(Saved data entries)
- - - -

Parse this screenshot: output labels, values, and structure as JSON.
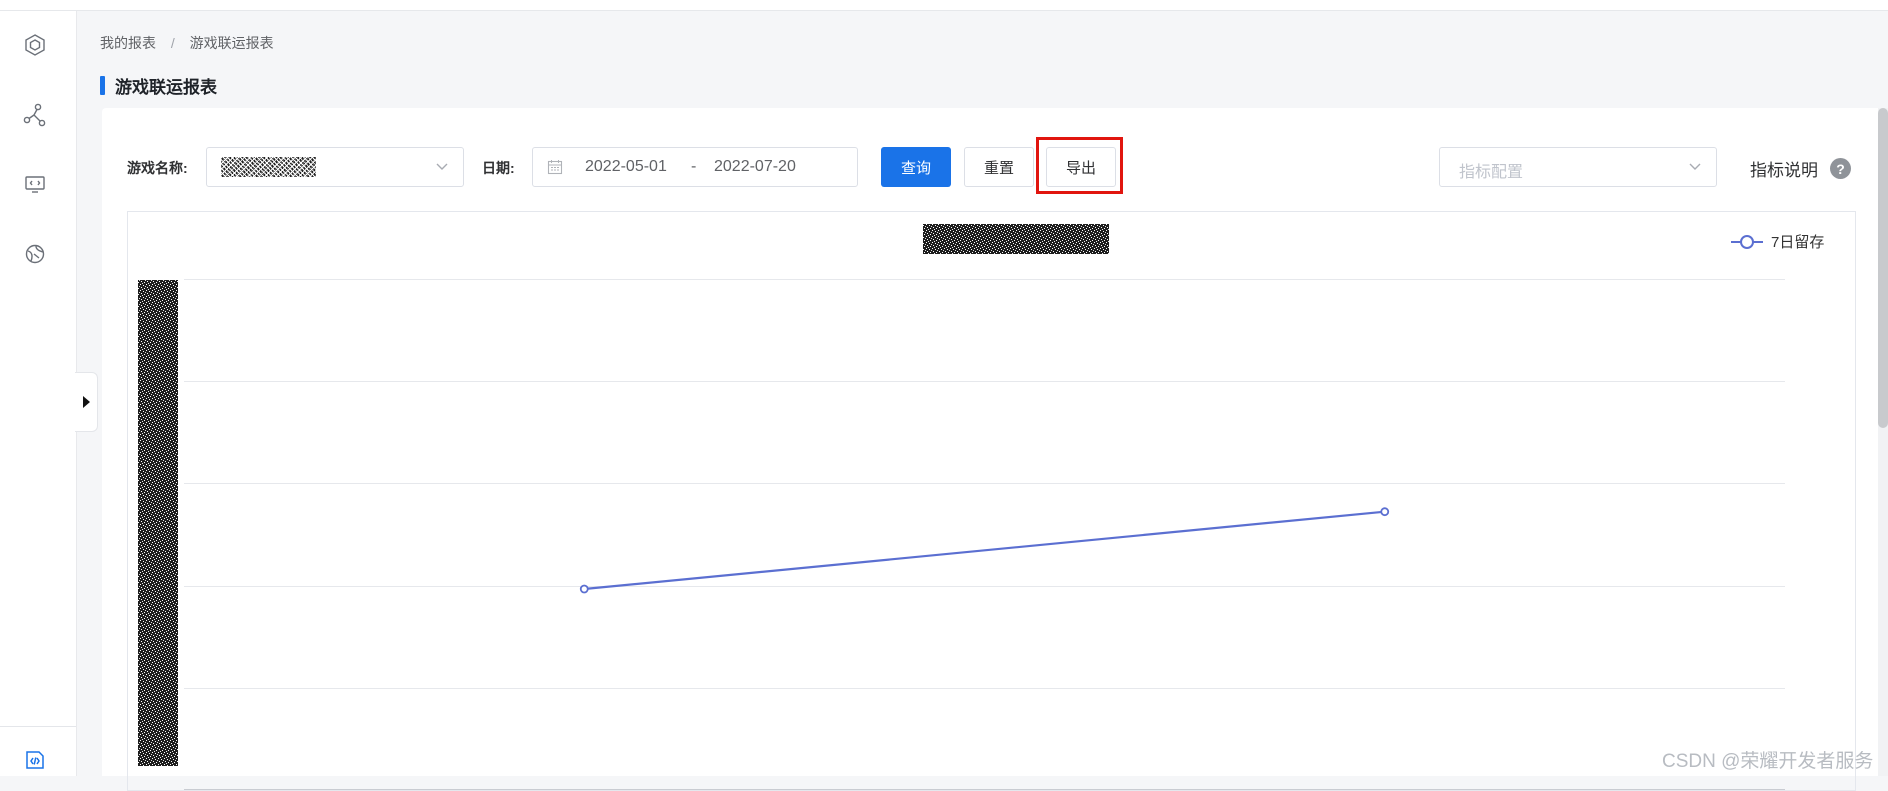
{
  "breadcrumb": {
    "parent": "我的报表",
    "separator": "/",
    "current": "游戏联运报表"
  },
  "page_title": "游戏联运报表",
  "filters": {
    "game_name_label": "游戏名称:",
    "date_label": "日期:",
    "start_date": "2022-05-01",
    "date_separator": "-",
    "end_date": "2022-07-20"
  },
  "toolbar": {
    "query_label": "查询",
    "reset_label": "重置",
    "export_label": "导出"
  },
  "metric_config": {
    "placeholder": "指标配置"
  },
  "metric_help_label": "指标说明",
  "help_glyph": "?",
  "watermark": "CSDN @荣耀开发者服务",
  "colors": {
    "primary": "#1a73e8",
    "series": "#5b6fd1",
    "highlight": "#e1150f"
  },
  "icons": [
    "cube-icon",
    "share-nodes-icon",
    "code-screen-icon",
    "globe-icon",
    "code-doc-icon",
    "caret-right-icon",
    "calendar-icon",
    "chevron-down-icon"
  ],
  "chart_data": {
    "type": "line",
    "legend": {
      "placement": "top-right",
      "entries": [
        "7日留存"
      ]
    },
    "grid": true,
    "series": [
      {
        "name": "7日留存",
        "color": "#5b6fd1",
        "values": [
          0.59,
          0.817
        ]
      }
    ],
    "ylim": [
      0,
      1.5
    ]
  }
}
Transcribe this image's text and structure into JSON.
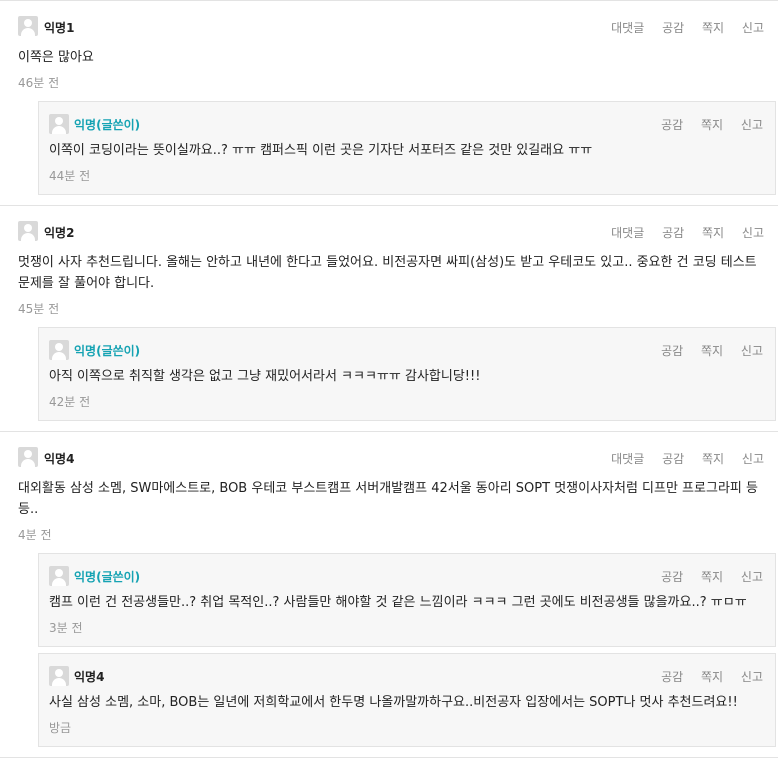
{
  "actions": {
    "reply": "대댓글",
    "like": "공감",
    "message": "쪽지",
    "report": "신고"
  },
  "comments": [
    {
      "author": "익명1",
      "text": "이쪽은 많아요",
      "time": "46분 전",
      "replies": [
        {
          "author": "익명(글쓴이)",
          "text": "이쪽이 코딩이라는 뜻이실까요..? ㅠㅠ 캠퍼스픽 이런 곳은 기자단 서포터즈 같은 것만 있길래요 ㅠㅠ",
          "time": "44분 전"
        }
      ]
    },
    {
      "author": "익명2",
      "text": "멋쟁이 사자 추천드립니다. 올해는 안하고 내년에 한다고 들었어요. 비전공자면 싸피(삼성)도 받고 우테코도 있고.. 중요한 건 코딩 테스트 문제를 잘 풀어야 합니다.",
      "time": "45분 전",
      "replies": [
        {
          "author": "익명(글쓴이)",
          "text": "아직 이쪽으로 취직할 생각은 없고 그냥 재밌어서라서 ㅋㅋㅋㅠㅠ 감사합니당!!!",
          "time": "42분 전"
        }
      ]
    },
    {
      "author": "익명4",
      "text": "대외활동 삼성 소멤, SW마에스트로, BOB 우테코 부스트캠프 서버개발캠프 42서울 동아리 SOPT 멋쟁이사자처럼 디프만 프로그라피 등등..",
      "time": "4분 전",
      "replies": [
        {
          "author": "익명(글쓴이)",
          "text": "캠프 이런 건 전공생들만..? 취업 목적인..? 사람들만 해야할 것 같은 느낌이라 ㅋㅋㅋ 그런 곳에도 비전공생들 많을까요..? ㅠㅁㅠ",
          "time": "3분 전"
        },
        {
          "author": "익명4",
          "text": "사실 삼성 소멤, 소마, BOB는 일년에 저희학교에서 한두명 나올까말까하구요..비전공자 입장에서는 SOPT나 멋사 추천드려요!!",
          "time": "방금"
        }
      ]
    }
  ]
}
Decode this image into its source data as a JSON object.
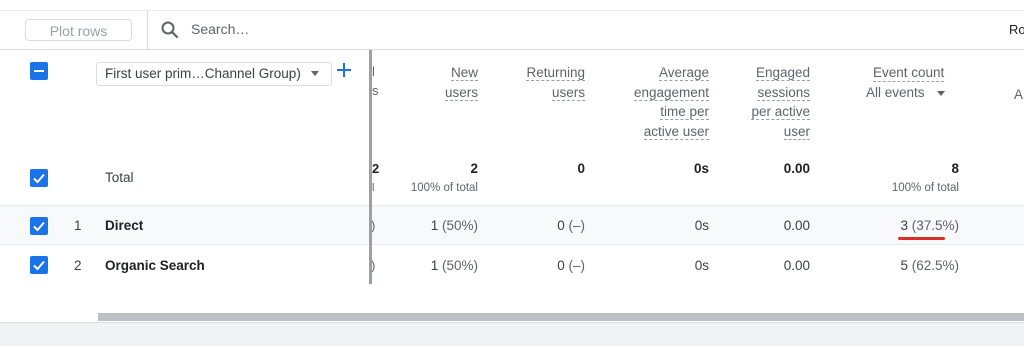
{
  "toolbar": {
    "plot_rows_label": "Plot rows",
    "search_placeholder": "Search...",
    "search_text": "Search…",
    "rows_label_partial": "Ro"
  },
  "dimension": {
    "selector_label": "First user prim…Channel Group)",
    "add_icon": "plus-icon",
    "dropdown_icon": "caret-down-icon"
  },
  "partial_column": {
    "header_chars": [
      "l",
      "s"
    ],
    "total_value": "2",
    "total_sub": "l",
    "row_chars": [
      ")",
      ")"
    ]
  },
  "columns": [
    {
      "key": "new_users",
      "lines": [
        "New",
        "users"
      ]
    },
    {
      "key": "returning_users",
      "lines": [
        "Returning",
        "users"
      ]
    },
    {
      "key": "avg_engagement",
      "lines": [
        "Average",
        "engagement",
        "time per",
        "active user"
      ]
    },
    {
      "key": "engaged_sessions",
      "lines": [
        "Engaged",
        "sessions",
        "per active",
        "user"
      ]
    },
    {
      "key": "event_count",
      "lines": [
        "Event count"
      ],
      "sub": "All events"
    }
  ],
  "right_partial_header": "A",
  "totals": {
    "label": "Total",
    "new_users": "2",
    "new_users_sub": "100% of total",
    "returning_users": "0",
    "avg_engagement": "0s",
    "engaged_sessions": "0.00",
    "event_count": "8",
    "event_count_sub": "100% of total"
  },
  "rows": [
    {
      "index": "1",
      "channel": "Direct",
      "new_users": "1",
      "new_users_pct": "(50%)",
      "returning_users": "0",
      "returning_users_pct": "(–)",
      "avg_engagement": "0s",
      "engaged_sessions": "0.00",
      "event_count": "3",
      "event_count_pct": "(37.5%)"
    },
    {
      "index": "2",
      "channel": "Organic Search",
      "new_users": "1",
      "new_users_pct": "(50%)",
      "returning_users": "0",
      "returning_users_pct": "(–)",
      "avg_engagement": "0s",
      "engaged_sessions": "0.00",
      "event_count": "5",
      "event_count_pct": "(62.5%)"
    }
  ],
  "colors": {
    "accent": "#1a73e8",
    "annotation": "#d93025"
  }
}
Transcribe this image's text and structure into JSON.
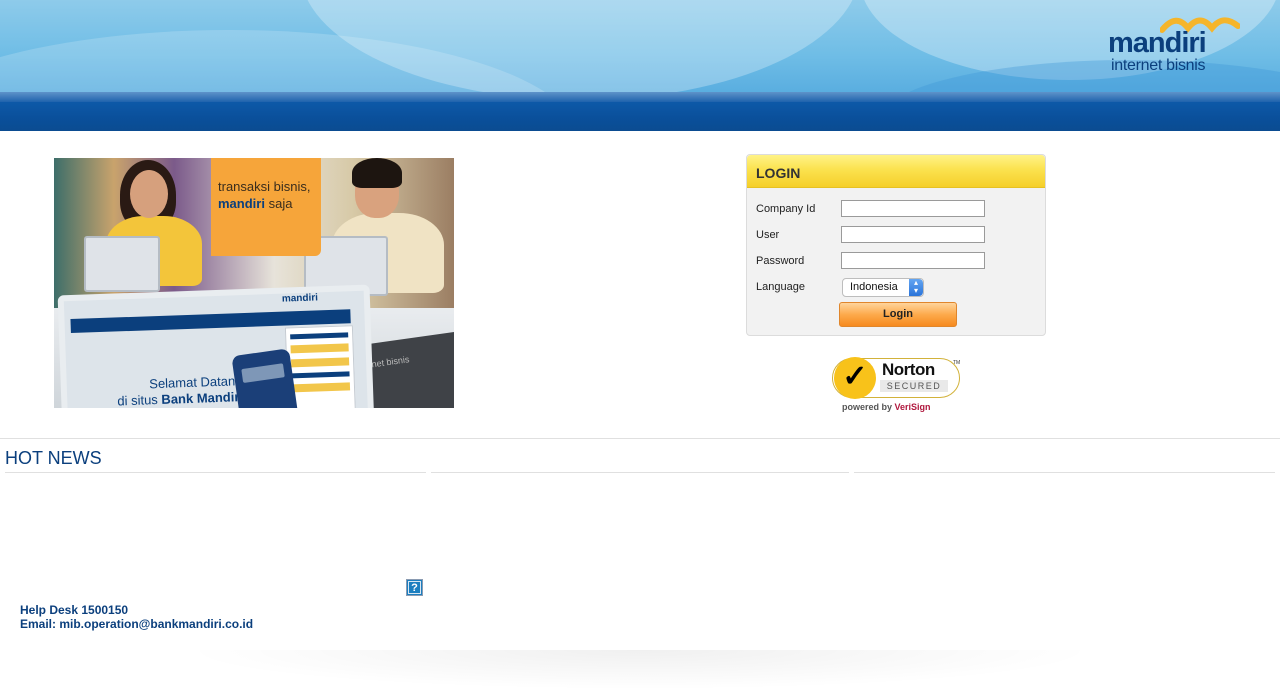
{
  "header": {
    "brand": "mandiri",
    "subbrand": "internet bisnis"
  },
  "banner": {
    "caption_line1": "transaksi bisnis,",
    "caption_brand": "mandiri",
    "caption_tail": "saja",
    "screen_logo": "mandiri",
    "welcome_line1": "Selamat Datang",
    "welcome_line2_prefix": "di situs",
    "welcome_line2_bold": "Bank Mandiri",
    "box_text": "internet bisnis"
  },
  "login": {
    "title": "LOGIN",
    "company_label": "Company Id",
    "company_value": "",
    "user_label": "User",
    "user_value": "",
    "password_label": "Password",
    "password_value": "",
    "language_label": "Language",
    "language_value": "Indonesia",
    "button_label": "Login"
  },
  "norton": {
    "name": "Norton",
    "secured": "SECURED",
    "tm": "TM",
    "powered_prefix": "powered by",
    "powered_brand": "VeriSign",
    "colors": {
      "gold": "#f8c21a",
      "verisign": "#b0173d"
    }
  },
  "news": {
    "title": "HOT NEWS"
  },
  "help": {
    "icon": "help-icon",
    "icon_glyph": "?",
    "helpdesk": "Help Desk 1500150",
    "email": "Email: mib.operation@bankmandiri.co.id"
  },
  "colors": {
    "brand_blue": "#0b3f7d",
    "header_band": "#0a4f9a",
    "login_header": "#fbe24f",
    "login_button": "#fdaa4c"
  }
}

- - - -

Count the lines of the data that contain the string "values", and reply with that number alone.

2